── Record set ──

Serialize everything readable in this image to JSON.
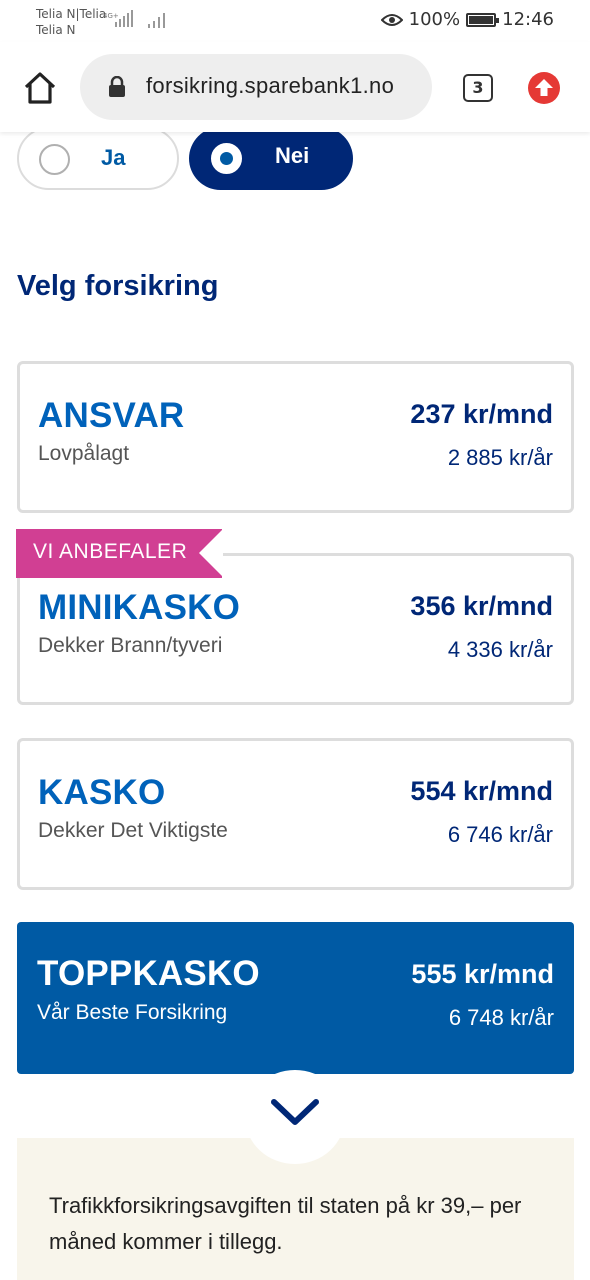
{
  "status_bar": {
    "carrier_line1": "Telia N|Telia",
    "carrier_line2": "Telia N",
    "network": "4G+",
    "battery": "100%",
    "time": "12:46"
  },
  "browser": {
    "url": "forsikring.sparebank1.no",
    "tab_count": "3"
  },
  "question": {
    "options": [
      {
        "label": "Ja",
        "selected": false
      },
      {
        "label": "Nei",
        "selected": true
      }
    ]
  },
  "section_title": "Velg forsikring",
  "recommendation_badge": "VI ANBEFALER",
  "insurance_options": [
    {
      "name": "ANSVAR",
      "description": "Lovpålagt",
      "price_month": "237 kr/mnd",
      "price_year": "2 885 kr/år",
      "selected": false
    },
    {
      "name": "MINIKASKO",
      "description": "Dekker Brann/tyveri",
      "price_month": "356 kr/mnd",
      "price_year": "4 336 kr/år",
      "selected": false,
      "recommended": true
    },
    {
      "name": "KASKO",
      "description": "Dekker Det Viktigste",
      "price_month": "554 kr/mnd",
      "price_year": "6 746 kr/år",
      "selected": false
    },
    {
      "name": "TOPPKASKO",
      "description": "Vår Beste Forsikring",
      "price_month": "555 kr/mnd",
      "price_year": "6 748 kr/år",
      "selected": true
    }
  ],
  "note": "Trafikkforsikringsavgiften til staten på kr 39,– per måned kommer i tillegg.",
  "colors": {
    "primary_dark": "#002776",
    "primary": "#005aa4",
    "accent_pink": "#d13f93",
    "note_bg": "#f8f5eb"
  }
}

───
── Record set ──

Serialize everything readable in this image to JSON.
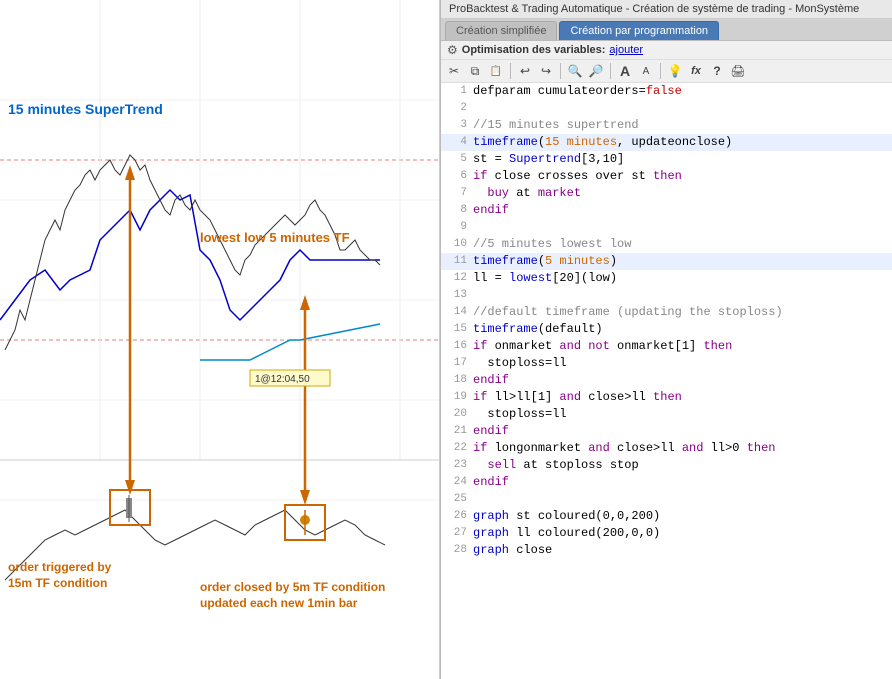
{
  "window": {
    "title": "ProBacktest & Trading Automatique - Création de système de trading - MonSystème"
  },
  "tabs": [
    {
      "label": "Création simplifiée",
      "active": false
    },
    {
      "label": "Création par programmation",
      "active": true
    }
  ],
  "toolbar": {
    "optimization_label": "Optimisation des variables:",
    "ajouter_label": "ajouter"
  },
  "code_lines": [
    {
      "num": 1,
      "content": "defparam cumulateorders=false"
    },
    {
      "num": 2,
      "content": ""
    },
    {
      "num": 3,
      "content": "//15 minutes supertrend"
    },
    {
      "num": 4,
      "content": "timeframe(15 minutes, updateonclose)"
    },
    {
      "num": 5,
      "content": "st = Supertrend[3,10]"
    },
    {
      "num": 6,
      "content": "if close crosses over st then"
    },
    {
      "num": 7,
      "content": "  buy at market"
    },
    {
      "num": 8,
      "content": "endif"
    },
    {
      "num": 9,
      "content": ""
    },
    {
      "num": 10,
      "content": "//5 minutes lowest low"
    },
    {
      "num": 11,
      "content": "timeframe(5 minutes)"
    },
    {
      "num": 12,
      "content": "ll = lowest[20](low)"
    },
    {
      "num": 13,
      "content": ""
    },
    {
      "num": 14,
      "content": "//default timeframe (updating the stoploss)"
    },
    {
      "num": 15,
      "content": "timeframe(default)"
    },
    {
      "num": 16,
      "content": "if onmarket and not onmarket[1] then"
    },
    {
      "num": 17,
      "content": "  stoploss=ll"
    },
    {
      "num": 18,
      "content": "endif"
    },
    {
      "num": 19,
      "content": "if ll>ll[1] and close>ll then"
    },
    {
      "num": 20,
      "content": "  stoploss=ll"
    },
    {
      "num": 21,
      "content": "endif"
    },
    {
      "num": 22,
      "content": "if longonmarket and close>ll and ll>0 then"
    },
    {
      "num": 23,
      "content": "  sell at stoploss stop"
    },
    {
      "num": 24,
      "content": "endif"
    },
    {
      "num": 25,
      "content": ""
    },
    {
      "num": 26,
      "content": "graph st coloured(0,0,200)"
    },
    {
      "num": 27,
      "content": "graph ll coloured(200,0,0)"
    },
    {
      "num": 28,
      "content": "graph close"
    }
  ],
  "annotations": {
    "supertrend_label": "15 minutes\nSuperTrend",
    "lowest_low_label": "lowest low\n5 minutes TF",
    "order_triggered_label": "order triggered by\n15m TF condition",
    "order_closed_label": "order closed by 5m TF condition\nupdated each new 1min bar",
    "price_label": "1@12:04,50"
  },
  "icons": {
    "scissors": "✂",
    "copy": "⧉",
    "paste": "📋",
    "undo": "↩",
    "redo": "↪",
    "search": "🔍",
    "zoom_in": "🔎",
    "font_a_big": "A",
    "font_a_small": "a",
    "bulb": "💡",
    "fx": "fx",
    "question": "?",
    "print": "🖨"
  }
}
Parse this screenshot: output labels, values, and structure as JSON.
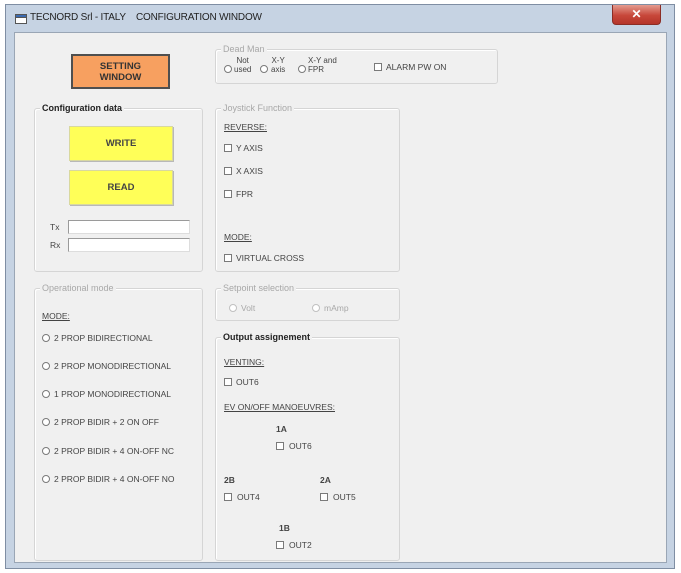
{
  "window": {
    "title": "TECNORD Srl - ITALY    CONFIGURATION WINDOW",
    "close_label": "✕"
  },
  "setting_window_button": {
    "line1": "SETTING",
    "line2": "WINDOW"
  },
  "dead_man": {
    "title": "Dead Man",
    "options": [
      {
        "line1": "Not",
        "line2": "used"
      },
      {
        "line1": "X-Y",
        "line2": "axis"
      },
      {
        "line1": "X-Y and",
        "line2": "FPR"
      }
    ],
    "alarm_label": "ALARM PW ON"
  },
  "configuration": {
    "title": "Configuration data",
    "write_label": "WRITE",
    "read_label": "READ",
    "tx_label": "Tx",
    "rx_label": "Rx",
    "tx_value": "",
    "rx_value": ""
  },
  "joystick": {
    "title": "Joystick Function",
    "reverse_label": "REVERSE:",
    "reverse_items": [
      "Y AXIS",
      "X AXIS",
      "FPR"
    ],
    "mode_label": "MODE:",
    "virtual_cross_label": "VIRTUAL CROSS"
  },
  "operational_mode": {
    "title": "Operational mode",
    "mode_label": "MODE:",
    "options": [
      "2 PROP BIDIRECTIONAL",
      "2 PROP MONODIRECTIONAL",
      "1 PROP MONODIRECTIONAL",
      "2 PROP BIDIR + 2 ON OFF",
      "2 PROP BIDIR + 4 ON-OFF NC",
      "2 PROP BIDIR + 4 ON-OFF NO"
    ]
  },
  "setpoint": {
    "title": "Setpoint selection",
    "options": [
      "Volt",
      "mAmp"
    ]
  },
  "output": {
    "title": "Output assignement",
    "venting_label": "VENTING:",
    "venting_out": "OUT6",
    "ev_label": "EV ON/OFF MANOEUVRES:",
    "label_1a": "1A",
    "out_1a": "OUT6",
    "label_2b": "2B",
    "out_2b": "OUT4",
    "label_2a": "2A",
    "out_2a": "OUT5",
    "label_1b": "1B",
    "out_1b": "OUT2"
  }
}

───

Work to do: In the material above, find each line that contains the word "description", and select it.

Solution to this problem:
      "description": "Lovpålagt",
      "description": "Dekker Brann/tyveri",
      "description": "Dekker Det Viktigste",
      "description": "Vår Beste Forsikring",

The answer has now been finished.